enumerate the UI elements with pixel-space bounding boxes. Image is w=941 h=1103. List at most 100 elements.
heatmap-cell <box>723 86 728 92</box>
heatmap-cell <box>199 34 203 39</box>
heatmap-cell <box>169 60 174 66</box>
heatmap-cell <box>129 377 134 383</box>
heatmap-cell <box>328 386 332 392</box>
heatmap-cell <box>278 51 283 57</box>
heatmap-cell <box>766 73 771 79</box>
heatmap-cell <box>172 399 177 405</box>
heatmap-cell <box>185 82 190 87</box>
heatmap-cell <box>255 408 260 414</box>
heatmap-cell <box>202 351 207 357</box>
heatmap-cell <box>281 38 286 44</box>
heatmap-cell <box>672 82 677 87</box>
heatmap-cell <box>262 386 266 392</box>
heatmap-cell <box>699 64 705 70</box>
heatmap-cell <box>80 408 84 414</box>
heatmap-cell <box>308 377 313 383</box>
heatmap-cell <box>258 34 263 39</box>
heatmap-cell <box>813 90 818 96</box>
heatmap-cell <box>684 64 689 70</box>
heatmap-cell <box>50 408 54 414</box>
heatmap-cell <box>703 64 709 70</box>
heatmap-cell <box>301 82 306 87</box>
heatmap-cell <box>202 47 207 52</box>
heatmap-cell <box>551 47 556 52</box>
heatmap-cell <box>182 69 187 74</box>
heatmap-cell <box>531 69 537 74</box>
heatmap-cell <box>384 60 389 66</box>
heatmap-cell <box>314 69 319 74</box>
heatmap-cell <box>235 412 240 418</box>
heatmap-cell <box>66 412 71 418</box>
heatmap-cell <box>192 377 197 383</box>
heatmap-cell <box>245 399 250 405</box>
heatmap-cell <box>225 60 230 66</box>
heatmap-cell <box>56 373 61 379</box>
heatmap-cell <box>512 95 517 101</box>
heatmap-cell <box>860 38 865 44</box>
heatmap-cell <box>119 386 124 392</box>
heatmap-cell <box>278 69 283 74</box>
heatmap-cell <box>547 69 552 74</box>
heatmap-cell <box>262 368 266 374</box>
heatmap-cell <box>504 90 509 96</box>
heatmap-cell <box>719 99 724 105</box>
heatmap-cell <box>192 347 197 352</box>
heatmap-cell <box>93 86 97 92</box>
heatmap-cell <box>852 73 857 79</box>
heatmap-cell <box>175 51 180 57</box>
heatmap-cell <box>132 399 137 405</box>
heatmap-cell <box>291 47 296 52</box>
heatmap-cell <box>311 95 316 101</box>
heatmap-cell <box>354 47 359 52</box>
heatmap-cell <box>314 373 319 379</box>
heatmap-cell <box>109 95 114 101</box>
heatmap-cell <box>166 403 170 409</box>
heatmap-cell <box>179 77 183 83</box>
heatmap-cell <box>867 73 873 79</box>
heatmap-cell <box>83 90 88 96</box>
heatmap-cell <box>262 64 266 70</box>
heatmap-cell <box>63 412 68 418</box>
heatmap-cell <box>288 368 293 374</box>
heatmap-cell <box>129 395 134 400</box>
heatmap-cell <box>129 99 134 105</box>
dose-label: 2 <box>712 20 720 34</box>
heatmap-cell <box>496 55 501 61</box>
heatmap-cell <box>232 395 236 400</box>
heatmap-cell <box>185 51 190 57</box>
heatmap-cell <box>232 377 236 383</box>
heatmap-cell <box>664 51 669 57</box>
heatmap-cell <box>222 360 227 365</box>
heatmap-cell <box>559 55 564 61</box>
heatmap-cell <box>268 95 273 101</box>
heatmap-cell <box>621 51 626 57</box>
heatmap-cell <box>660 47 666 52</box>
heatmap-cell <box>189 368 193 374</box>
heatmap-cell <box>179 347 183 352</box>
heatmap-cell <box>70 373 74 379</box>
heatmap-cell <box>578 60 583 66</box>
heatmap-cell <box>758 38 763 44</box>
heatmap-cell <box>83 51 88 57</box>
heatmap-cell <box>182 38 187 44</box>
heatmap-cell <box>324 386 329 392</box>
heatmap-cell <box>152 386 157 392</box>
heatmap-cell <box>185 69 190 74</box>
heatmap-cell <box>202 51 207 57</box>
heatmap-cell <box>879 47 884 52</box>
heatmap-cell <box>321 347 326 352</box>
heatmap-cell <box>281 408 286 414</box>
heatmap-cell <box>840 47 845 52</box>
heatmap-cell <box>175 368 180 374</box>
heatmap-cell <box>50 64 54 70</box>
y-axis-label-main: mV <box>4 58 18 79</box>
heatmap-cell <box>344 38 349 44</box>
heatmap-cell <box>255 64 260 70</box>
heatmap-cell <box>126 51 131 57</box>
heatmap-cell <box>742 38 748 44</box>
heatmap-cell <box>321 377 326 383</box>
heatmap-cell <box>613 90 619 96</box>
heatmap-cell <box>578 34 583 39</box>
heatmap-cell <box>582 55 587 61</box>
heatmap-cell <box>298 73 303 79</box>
--
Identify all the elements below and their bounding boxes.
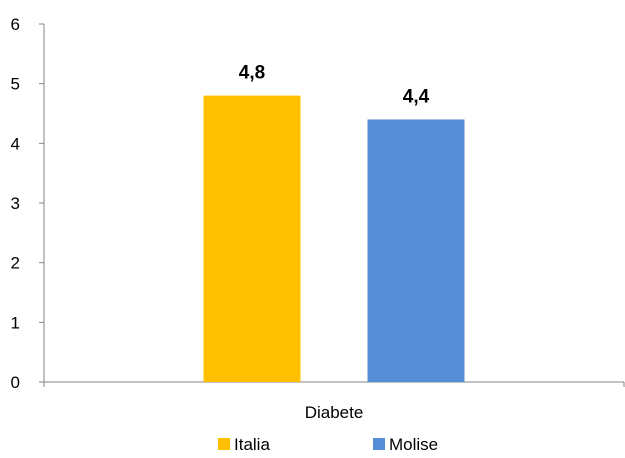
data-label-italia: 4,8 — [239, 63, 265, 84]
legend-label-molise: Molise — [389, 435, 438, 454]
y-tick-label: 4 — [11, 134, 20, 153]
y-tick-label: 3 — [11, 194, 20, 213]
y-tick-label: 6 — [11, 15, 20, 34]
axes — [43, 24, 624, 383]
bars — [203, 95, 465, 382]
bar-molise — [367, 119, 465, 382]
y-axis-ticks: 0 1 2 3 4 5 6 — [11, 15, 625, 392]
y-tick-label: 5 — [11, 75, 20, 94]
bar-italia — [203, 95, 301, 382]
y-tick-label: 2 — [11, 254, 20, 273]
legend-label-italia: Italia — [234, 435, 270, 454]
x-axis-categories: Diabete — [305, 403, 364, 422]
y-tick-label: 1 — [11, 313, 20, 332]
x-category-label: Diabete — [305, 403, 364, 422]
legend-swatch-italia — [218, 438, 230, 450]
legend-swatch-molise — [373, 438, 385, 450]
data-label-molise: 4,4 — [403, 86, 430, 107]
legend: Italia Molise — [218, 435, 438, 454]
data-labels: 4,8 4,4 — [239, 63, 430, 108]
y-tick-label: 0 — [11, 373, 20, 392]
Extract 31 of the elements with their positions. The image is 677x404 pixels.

§ What is needed
Recast the part of the data that opens with the line containing "Identify all the" and closes with the line containing "Extract 31 of", both lines included, as a Markdown table with the columns n (the row number) and Line, leaving out blank lines and the picture.

§ Expected answer
| n | Line |
|---|---|
| 1 | Identify all the elements below and their bounding boxes. |
| 2 | data-label-italia: 4,8 — [239, 63, 265, 84] |
| 3 | legend-label-molise: Molise — [389, 435, 438, 454] |
| 4 | y-tick-label: 4 — [11, 134, 20, 153] |
| 5 | y-tick-label: 3 — [11, 194, 20, 213] |
| 6 | y-tick-label: 6 — [11, 15, 20, 34] |
| 7 | axes — [43, 24, 624, 383] |
| 8 | bars — [203, 95, 465, 382] |
| 9 | bar-molise — [367, 119, 465, 382] |
| 10 | y-axis-ticks: 0 1 2 3 4 5 6 — [11, 15, 625, 392] |
| 11 | y-tick-label: 5 — [11, 75, 20, 94] |
| 12 | bar-italia — [203, 95, 301, 382] |
| 13 | y-tick-label: 2 — [11, 254, 20, 273] |
| 14 | legend-label-italia: Italia — [234, 435, 270, 454] |
| 15 | x-axis-categories: Diabete — [305, 403, 364, 422] |
| 16 | y-tick-label: 1 — [11, 313, 20, 332] |
| 17 | x-category-label: Diabete — [305, 403, 364, 422] |
| 18 | legend-swatch-italia — [218, 438, 230, 450] |
| 19 | legend-swatch-molise — [373, 438, 385, 450] |
| 20 | data-label-molise: 4,4 — [403, 86, 430, 107] |
| 21 | legend: Italia Molise — [218, 435, 438, 454] |
| 22 | data-labels: 4,8 4,4 — [239, 63, 430, 108] |
| 23 | y-tick-label: 0 — [11, 373, 20, 392] |
| 24 | Extract 31 of the elements with their positions. The image is 677x404 pixels. |